(Collected data entries)
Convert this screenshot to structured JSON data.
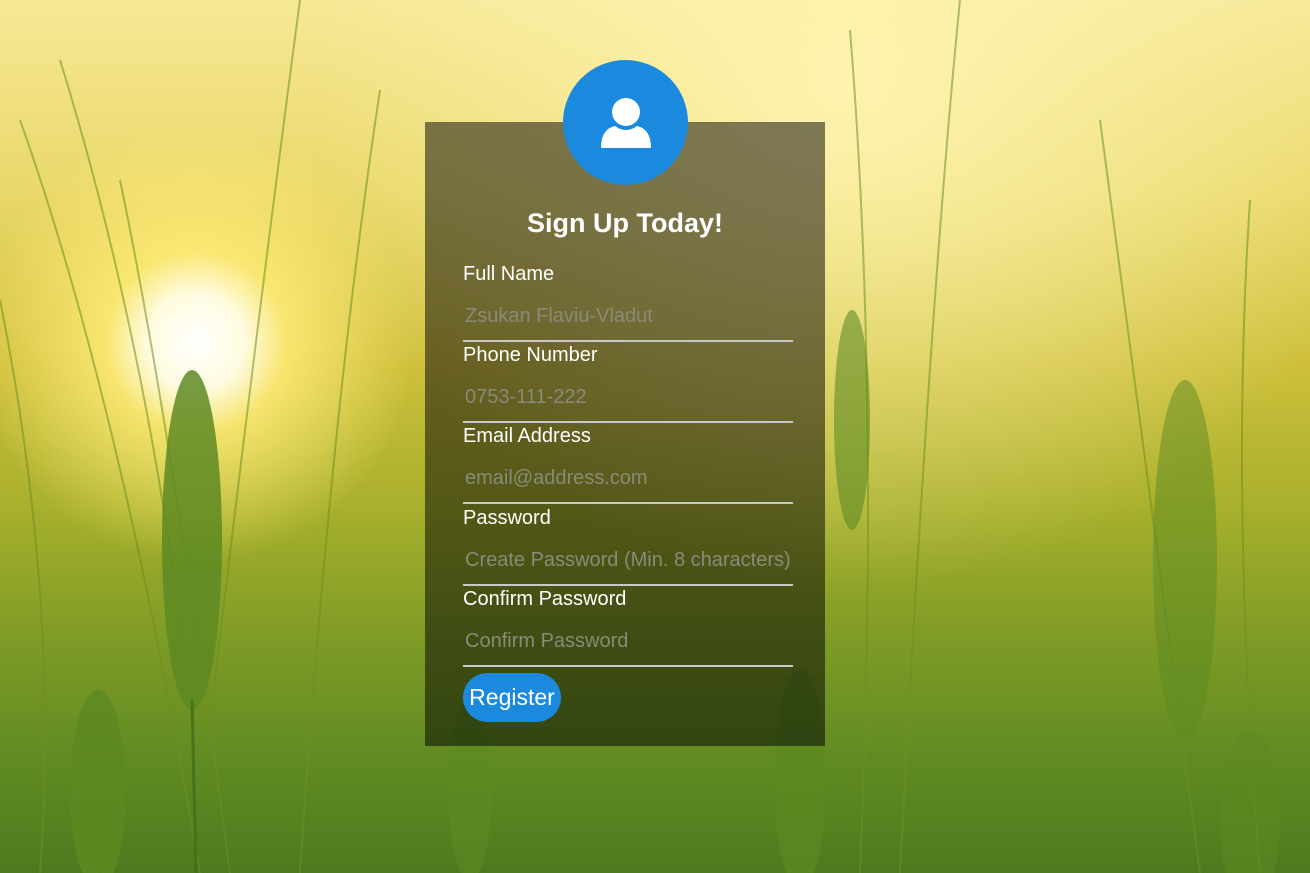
{
  "form": {
    "title": "Sign Up Today!",
    "fields": [
      {
        "label": "Full Name",
        "placeholder": "Zsukan Flaviu-Vladut",
        "value": ""
      },
      {
        "label": "Phone Number",
        "placeholder": "0753-111-222",
        "value": ""
      },
      {
        "label": "Email Address",
        "placeholder": "email@address.com",
        "value": ""
      },
      {
        "label": "Password",
        "placeholder": "Create Password (Min. 8 characters)",
        "value": ""
      },
      {
        "label": "Confirm Password",
        "placeholder": "Confirm Password",
        "value": ""
      }
    ],
    "submit_label": "Register"
  },
  "icons": {
    "avatar": "user-icon"
  },
  "colors": {
    "accent": "#1b8ade",
    "panel_overlay": "rgba(0,0,0,0.5)",
    "text": "#ffffff",
    "underline": "#c8c8c8"
  }
}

[GIVEN EXERCISE]
Take the listing above and print it exactly, apart from the pictures.

[ANSWER FOR THIS EXERCISE]
Convert this screenshot to structured JSON data.
{
  "form": {
    "title": "Sign Up Today!",
    "fields": [
      {
        "label": "Full Name",
        "placeholder": "Zsukan Flaviu-Vladut",
        "value": ""
      },
      {
        "label": "Phone Number",
        "placeholder": "0753-111-222",
        "value": ""
      },
      {
        "label": "Email Address",
        "placeholder": "email@address.com",
        "value": ""
      },
      {
        "label": "Password",
        "placeholder": "Create Password (Min. 8 characters)",
        "value": ""
      },
      {
        "label": "Confirm Password",
        "placeholder": "Confirm Password",
        "value": ""
      }
    ],
    "submit_label": "Register"
  },
  "icons": {
    "avatar": "user-icon"
  },
  "colors": {
    "accent": "#1b8ade",
    "panel_overlay": "rgba(0,0,0,0.5)",
    "text": "#ffffff",
    "underline": "#c8c8c8"
  }
}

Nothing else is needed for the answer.